Data for the task -

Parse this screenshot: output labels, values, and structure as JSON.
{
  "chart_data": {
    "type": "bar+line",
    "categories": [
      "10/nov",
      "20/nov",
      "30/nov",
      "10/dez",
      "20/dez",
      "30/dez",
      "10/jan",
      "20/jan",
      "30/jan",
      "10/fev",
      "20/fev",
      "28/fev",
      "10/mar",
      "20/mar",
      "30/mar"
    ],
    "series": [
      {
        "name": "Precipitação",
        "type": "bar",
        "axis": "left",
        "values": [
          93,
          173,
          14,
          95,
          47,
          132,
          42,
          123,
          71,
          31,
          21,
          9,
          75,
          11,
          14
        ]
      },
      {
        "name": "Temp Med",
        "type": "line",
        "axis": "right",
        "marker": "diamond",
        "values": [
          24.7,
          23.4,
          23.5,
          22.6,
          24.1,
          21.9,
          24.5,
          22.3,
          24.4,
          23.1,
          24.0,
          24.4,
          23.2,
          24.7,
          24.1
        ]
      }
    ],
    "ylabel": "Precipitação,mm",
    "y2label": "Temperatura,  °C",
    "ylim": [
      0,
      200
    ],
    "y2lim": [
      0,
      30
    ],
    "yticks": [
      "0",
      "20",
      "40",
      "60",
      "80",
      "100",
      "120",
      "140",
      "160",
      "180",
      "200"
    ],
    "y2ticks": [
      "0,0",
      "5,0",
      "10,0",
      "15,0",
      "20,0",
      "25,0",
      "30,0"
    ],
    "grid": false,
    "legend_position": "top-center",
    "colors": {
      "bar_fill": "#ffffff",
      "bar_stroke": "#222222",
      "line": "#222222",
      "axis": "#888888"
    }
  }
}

Job -
Return the entries above exactly, each one complete.

Answer below -
Parse this screenshot: output labels, values, and structure as JSON.
{
  "chart_data": {
    "type": "bar+line",
    "categories": [
      "10/nov",
      "20/nov",
      "30/nov",
      "10/dez",
      "20/dez",
      "30/dez",
      "10/jan",
      "20/jan",
      "30/jan",
      "10/fev",
      "20/fev",
      "28/fev",
      "10/mar",
      "20/mar",
      "30/mar"
    ],
    "series": [
      {
        "name": "Precipitação",
        "type": "bar",
        "axis": "left",
        "values": [
          93,
          173,
          14,
          95,
          47,
          132,
          42,
          123,
          71,
          31,
          21,
          9,
          75,
          11,
          14
        ]
      },
      {
        "name": "Temp Med",
        "type": "line",
        "axis": "right",
        "marker": "diamond",
        "values": [
          24.7,
          23.4,
          23.5,
          22.6,
          24.1,
          21.9,
          24.5,
          22.3,
          24.4,
          23.1,
          24.0,
          24.4,
          23.2,
          24.7,
          24.1
        ]
      }
    ],
    "ylabel": "Precipitação,mm",
    "y2label": "Temperatura,  °C",
    "ylim": [
      0,
      200
    ],
    "y2lim": [
      0,
      30
    ],
    "yticks": [
      "0",
      "20",
      "40",
      "60",
      "80",
      "100",
      "120",
      "140",
      "160",
      "180",
      "200"
    ],
    "y2ticks": [
      "0,0",
      "5,0",
      "10,0",
      "15,0",
      "20,0",
      "25,0",
      "30,0"
    ],
    "grid": false,
    "legend_position": "top-center",
    "colors": {
      "bar_fill": "#ffffff",
      "bar_stroke": "#222222",
      "line": "#222222",
      "axis": "#888888"
    }
  }
}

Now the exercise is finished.